- [Set exercise]
Transcribe all the records exactly and omit any images they hold.

━━━━━━━━━━━━━━━━━━━━━━━━━━━━━━

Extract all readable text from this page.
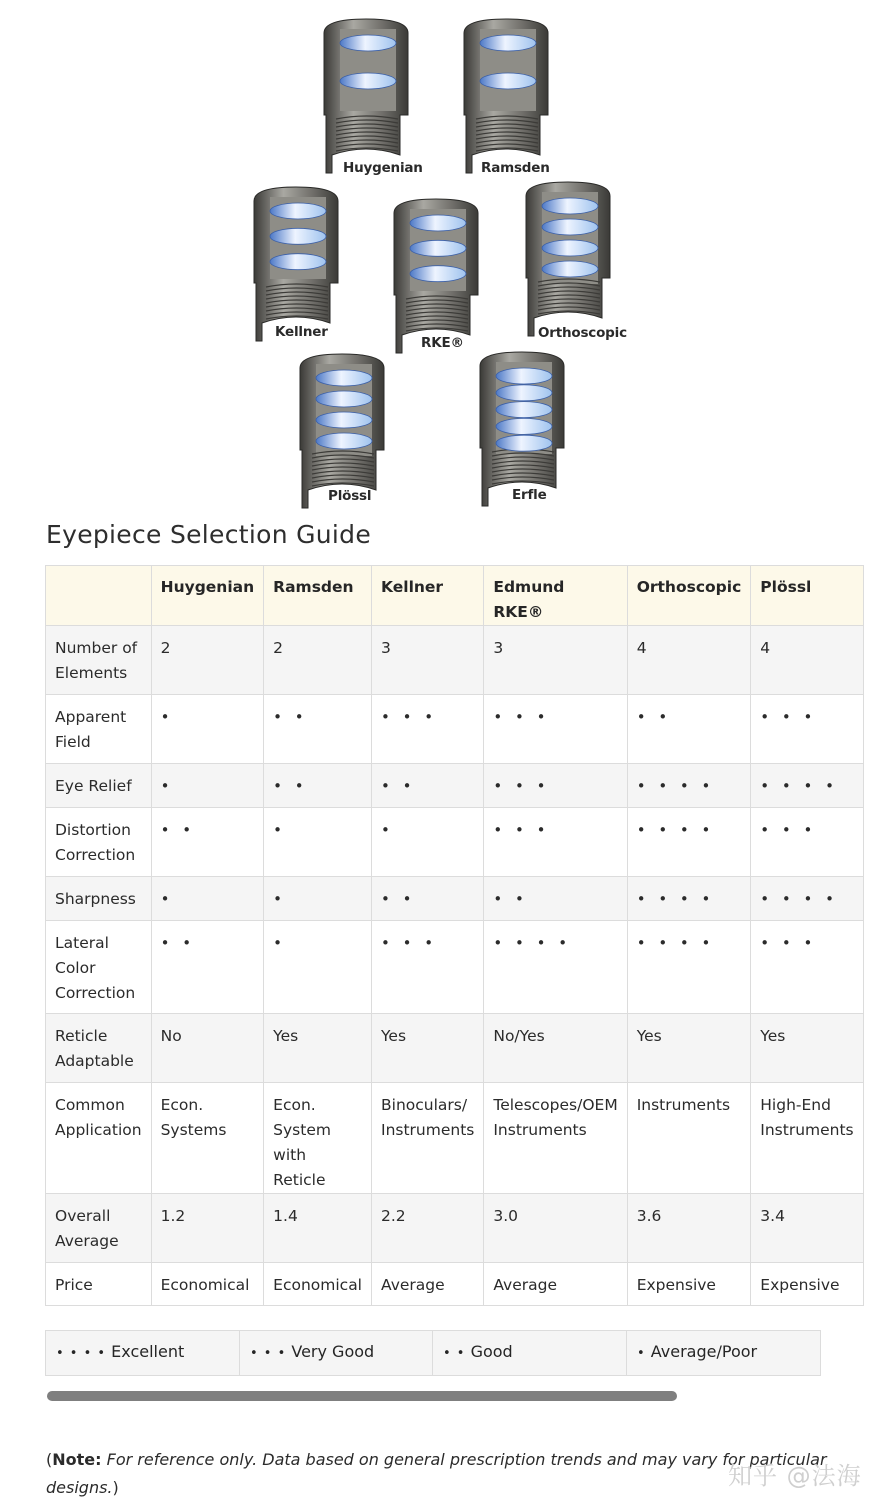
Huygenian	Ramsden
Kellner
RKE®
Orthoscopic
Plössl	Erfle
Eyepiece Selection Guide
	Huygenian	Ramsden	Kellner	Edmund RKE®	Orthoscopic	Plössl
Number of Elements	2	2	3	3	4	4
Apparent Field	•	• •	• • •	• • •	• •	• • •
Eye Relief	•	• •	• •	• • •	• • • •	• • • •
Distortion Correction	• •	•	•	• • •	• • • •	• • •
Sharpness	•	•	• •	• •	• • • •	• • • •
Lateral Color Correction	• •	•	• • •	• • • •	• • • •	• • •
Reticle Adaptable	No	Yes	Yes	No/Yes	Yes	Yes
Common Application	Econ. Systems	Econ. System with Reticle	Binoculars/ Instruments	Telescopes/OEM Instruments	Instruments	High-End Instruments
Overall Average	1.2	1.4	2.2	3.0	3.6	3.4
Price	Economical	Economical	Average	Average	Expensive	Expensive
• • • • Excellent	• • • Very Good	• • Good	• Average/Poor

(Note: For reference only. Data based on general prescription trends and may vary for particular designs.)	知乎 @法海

━━━━━━━━━━━━━━━━━━━━━━━━━━━━━━

- [Task answer]
Extract all readable text from this page.
Huygenian	Ramsden
Kellner
RKE®
Orthoscopic
Plössl	Erfle
Eyepiece Selection Guide
	Huygenian	Ramsden	Kellner	Edmund RKE®	Orthoscopic	Plössl
Number of Elements	2	2	3	3	4	4
Apparent Field	•	• •	• • •	• • •	• •	• • •
Eye Relief	•	• •	• •	• • •	• • • •	• • • •
Distortion Correction	• •	•	•	• • •	• • • •	• • •
Sharpness	•	•	• •	• •	• • • •	• • • •
Lateral Color Correction	• •	•	• • •	• • • •	• • • •	• • •
Reticle Adaptable	No	Yes	Yes	No/Yes	Yes	Yes
Common Application	Econ. Systems	Econ. System with Reticle	Binoculars/ Instruments	Telescopes/OEM Instruments	Instruments	High-End Instruments
Overall Average	1.2	1.4	2.2	3.0	3.6	3.4
Price	Economical	Economical	Average	Average	Expensive	Expensive
• • • • Excellent	• • • Very Good	• • Good	• Average/Poor

(Note: For reference only. Data based on general prescription trends and may vary for particular designs.)	知乎 @法海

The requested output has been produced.